▶ [Exercise] Return all the data below as it stands, minus the pictures.

Extracted records:
-----

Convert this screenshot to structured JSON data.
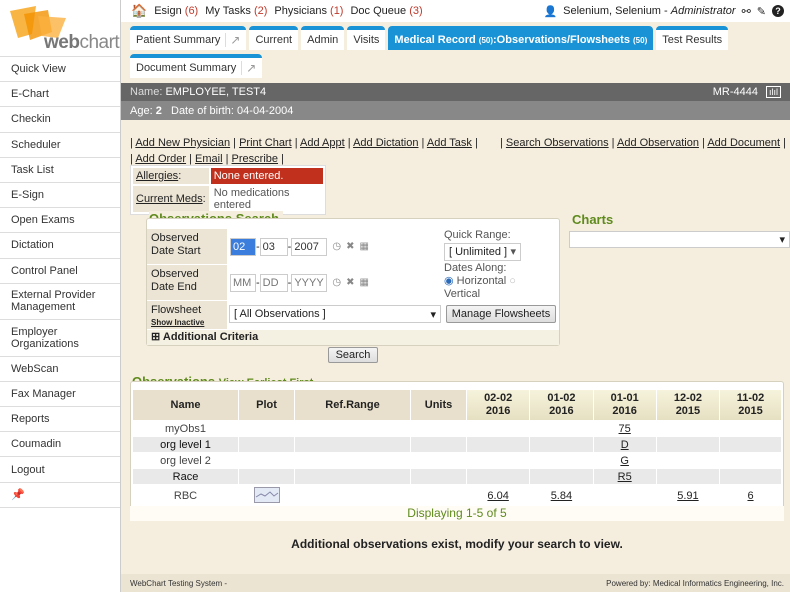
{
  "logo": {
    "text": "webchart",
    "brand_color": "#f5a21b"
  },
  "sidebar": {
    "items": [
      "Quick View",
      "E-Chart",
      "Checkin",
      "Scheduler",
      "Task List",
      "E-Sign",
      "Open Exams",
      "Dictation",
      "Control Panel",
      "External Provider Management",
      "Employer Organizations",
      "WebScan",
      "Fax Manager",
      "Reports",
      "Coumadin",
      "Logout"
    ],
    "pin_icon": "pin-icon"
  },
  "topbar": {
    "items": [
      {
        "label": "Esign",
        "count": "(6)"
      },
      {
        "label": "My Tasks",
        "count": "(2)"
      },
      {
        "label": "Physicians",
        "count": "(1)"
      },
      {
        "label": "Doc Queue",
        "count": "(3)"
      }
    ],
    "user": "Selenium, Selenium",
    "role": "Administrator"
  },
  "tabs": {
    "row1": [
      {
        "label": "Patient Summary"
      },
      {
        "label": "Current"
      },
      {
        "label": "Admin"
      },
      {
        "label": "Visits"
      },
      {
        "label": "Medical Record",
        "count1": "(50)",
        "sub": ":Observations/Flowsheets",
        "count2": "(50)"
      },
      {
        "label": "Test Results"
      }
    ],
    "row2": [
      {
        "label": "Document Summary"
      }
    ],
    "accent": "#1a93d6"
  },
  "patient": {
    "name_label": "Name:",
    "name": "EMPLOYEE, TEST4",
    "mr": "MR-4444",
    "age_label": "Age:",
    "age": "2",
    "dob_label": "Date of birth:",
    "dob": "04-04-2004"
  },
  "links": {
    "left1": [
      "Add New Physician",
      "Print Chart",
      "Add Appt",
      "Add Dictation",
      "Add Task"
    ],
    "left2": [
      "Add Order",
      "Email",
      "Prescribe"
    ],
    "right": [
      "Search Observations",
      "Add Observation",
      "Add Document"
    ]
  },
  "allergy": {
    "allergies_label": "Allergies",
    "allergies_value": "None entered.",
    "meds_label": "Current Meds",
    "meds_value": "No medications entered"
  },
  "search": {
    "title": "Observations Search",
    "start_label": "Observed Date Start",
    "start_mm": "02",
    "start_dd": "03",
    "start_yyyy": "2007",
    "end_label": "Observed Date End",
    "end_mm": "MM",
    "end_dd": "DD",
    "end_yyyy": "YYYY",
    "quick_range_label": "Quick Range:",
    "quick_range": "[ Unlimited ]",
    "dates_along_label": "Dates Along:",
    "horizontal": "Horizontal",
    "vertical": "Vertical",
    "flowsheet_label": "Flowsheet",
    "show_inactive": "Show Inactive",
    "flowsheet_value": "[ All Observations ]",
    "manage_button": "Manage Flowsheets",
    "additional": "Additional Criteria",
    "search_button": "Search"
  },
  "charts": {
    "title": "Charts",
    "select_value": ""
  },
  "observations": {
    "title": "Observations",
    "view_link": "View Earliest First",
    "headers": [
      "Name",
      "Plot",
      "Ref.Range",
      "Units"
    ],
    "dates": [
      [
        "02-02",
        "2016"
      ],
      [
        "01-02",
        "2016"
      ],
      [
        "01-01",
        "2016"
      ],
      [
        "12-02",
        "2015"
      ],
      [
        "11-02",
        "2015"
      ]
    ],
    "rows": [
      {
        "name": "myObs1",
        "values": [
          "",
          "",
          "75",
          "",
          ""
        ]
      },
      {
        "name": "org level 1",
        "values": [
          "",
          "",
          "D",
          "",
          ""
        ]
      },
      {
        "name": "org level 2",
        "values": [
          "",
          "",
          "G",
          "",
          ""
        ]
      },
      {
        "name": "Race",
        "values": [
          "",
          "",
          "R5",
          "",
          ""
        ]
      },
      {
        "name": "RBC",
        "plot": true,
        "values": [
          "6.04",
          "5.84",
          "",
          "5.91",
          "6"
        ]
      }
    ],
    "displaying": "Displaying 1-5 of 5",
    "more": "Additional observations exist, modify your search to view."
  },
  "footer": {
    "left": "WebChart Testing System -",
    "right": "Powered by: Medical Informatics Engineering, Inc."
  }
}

-----

▶ [Full response]
Convert this screenshot to structured JSON data.
{
  "logo": {
    "text": "webchart",
    "brand_color": "#f5a21b"
  },
  "sidebar": {
    "items": [
      "Quick View",
      "E-Chart",
      "Checkin",
      "Scheduler",
      "Task List",
      "E-Sign",
      "Open Exams",
      "Dictation",
      "Control Panel",
      "External Provider Management",
      "Employer Organizations",
      "WebScan",
      "Fax Manager",
      "Reports",
      "Coumadin",
      "Logout"
    ],
    "pin_icon": "pin-icon"
  },
  "topbar": {
    "items": [
      {
        "label": "Esign",
        "count": "(6)"
      },
      {
        "label": "My Tasks",
        "count": "(2)"
      },
      {
        "label": "Physicians",
        "count": "(1)"
      },
      {
        "label": "Doc Queue",
        "count": "(3)"
      }
    ],
    "user": "Selenium, Selenium",
    "role": "Administrator"
  },
  "tabs": {
    "row1": [
      {
        "label": "Patient Summary"
      },
      {
        "label": "Current"
      },
      {
        "label": "Admin"
      },
      {
        "label": "Visits"
      },
      {
        "label": "Medical Record",
        "count1": "(50)",
        "sub": ":Observations/Flowsheets",
        "count2": "(50)"
      },
      {
        "label": "Test Results"
      }
    ],
    "row2": [
      {
        "label": "Document Summary"
      }
    ],
    "accent": "#1a93d6"
  },
  "patient": {
    "name_label": "Name:",
    "name": "EMPLOYEE, TEST4",
    "mr": "MR-4444",
    "age_label": "Age:",
    "age": "2",
    "dob_label": "Date of birth:",
    "dob": "04-04-2004"
  },
  "links": {
    "left1": [
      "Add New Physician",
      "Print Chart",
      "Add Appt",
      "Add Dictation",
      "Add Task"
    ],
    "left2": [
      "Add Order",
      "Email",
      "Prescribe"
    ],
    "right": [
      "Search Observations",
      "Add Observation",
      "Add Document"
    ]
  },
  "allergy": {
    "allergies_label": "Allergies",
    "allergies_value": "None entered.",
    "meds_label": "Current Meds",
    "meds_value": "No medications entered"
  },
  "search": {
    "title": "Observations Search",
    "start_label": "Observed Date Start",
    "start_mm": "02",
    "start_dd": "03",
    "start_yyyy": "2007",
    "end_label": "Observed Date End",
    "end_mm": "MM",
    "end_dd": "DD",
    "end_yyyy": "YYYY",
    "quick_range_label": "Quick Range:",
    "quick_range": "[ Unlimited ]",
    "dates_along_label": "Dates Along:",
    "horizontal": "Horizontal",
    "vertical": "Vertical",
    "flowsheet_label": "Flowsheet",
    "show_inactive": "Show Inactive",
    "flowsheet_value": "[ All Observations ]",
    "manage_button": "Manage Flowsheets",
    "additional": "Additional Criteria",
    "search_button": "Search"
  },
  "charts": {
    "title": "Charts",
    "select_value": ""
  },
  "observations": {
    "title": "Observations",
    "view_link": "View Earliest First",
    "headers": [
      "Name",
      "Plot",
      "Ref.Range",
      "Units"
    ],
    "dates": [
      [
        "02-02",
        "2016"
      ],
      [
        "01-02",
        "2016"
      ],
      [
        "01-01",
        "2016"
      ],
      [
        "12-02",
        "2015"
      ],
      [
        "11-02",
        "2015"
      ]
    ],
    "rows": [
      {
        "name": "myObs1",
        "values": [
          "",
          "",
          "75",
          "",
          ""
        ]
      },
      {
        "name": "org level 1",
        "values": [
          "",
          "",
          "D",
          "",
          ""
        ]
      },
      {
        "name": "org level 2",
        "values": [
          "",
          "",
          "G",
          "",
          ""
        ]
      },
      {
        "name": "Race",
        "values": [
          "",
          "",
          "R5",
          "",
          ""
        ]
      },
      {
        "name": "RBC",
        "plot": true,
        "values": [
          "6.04",
          "5.84",
          "",
          "5.91",
          "6"
        ]
      }
    ],
    "displaying": "Displaying 1-5 of 5",
    "more": "Additional observations exist, modify your search to view."
  },
  "footer": {
    "left": "WebChart Testing System -",
    "right": "Powered by: Medical Informatics Engineering, Inc."
  }
}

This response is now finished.